═════ Lesetext
Ein europäisches Tabu: Die weltweite Christenverfolgung

In der westlichen Öffentlichkeit ist das Schicksal der verfolgten Christen rund um die Welt kein Thema. Einer internationalen Solidarität wie die Tibeter können sich Christen nicht erfreuen.

Während bei uns eine intellektuelle Debatte darüber geführt wird, ob es zulässig ist, im Verhältnis der Religionen auf Gegenseitigkeit zu dringen, wird die Frage anderswo faktisch entschieden.

Das Wort von der Reziprozität, der Gegenseitigkeit im Verhältnis von Christentum und Islam, ist ein Schlüssel- und ein Reizwort zugleich. Mit dem absichtsvoll einschränkenden Adjektiv konditional versehen, macht es momentan die Runde unter intellektuellen Katholiken. Eingeführt wurde es augenscheinlich von Papst Benedikt XVI. Er verwendete es gelegentlich, wenn auch nie zu laut und zu deutlich, hat es aber neuerdings, wie es scheint, aus seinem Wortschatz wieder gestrichen, wohl um den „Dialog“ mit den Moslems nicht zu gefährden. Dabei müsste genau die Reziprozität einer der Gegenstände eines solchen Dialogs sein.

Was bedeutet der Begriff? „Ohne Reziprozität in der Gewährung von Grundrechten wie Religionsfreiheit geht es auf die Dauer nicht“, sagte der frühere Vorsitzende der Deutschen Bischofskonferenz Karl Lehmann. Die Moslems sollten ruhig in Rom eine Moschee bauen, die höher ist als der Petersdom, meinte der Kardinal salopp, „ich möchte dann aber im Gegenzug nicht verhaftet werden, wenn ich in Saudiarabien eine Messe lese“. Das ist freilich ein frommer Wunsch, denn er würde in diesem Land sehr wohl verhaftet werden, wenn er es täte. Allenfalls würde man ihn unter Diplomatenstatus in die deutsche Botschaft und dann außer Landes verfrachten.
══════════
═════ Datenauszug
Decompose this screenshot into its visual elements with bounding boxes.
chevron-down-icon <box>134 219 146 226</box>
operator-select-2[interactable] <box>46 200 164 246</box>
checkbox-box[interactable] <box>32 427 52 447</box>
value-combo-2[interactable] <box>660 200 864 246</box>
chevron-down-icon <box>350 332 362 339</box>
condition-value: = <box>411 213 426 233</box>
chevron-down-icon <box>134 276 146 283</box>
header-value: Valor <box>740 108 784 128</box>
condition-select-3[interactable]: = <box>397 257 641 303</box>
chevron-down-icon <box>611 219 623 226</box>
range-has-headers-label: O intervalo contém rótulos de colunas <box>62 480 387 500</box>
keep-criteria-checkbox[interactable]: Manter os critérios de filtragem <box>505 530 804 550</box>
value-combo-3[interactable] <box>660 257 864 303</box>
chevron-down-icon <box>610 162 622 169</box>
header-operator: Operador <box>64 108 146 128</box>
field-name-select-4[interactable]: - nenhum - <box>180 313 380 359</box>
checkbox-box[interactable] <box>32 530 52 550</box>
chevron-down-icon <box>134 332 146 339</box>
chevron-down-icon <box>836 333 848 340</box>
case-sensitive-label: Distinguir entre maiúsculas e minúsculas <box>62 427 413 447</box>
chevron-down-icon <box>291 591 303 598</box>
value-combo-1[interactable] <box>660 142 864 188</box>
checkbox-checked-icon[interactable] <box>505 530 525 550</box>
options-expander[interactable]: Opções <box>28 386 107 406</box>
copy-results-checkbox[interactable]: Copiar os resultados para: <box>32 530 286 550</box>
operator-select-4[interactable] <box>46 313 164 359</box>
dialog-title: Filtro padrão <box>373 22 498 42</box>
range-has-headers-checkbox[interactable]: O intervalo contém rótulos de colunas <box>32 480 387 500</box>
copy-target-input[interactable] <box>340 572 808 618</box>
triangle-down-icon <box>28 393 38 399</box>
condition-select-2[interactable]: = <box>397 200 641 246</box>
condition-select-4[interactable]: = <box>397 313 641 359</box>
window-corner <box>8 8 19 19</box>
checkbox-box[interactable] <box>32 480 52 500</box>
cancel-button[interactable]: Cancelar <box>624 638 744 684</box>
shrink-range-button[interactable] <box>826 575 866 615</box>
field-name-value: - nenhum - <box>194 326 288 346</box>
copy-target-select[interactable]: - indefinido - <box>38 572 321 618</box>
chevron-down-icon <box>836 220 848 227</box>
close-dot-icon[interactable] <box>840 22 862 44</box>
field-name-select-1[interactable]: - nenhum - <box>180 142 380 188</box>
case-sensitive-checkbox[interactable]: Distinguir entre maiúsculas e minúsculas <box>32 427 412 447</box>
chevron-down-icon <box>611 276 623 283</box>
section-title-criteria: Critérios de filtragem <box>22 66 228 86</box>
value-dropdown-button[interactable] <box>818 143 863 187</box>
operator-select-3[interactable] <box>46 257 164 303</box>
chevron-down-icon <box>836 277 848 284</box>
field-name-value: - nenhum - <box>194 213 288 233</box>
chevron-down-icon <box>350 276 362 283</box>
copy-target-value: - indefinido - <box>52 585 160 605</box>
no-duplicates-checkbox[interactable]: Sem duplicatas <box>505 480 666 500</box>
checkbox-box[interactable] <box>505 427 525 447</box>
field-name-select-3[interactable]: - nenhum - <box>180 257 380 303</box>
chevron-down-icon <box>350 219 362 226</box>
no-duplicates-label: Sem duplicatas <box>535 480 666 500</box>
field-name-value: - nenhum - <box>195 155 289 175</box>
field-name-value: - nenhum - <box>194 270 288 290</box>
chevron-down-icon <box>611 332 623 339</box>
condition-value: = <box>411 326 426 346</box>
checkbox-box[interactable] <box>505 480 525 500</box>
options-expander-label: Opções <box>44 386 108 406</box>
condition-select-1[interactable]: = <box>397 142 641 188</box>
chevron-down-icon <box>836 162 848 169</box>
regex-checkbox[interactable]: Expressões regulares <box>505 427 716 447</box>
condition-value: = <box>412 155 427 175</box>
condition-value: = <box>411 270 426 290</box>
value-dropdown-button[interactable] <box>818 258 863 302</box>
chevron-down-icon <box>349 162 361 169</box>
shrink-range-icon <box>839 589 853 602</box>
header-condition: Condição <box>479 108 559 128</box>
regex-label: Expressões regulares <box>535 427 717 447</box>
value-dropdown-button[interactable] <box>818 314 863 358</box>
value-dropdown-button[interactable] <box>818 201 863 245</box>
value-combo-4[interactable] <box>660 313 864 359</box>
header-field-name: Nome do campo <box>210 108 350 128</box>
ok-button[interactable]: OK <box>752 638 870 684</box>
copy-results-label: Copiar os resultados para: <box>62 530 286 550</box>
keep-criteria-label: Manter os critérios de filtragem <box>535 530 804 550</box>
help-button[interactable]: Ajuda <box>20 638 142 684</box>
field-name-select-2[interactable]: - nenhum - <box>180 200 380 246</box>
══════════
Können Sie den Lesetext über die weltweite Christenverfolgung nach seinem letzten Satz aufgreifen und weiterführen? Die Zeilen spielen hierfür keine Rolle.

Der Bischof von Eisenstadt, Paul Iby, der sonst sehr selten durch öffentliche Äußerungen auffällt, steuerte auch einen Beitrag zum Thema bei, als er sagte, die Christen sollten in der Frage des Moscheenbaus nicht nach dem Prinzip des „Aug' um Aug', Zahn um Zahn“ handeln. Damit meinte er wohl, sie sollten keine Vergeltung üben, was allerdings voraussetzen würde, dass ihnen Unrecht getan worden ist. Jedenfalls ist ein Bild aus dem Strafrecht nicht sehr geglückt, zumal die Regel des „Aug' um Aug'“ eine enorme Humanisierung der Strafrechtspflege im alten Israel bedeutete, weil es eine Abkehr von der willkürlichen Vergeltung brachte.

Der Vorsitzende der islamischen Glaubensgemeinschaft in Österreich, Anas Schakfeh, fühlt sich durch das Wort Reziprozität provoziert und reagiert jedesmal sehr gereizt, wenn er damit konfrontiert wird. Er antwortet darauf mit der eigentümlichen Wendung, man dürfe keinen „Handel mit Menschen“ veranstalten. Auch wenn nicht ganz klar ist, was er damit meint, muss man festhalten, dass die Rede nicht von Menschenhandel ist, sondern von Menschenrechten.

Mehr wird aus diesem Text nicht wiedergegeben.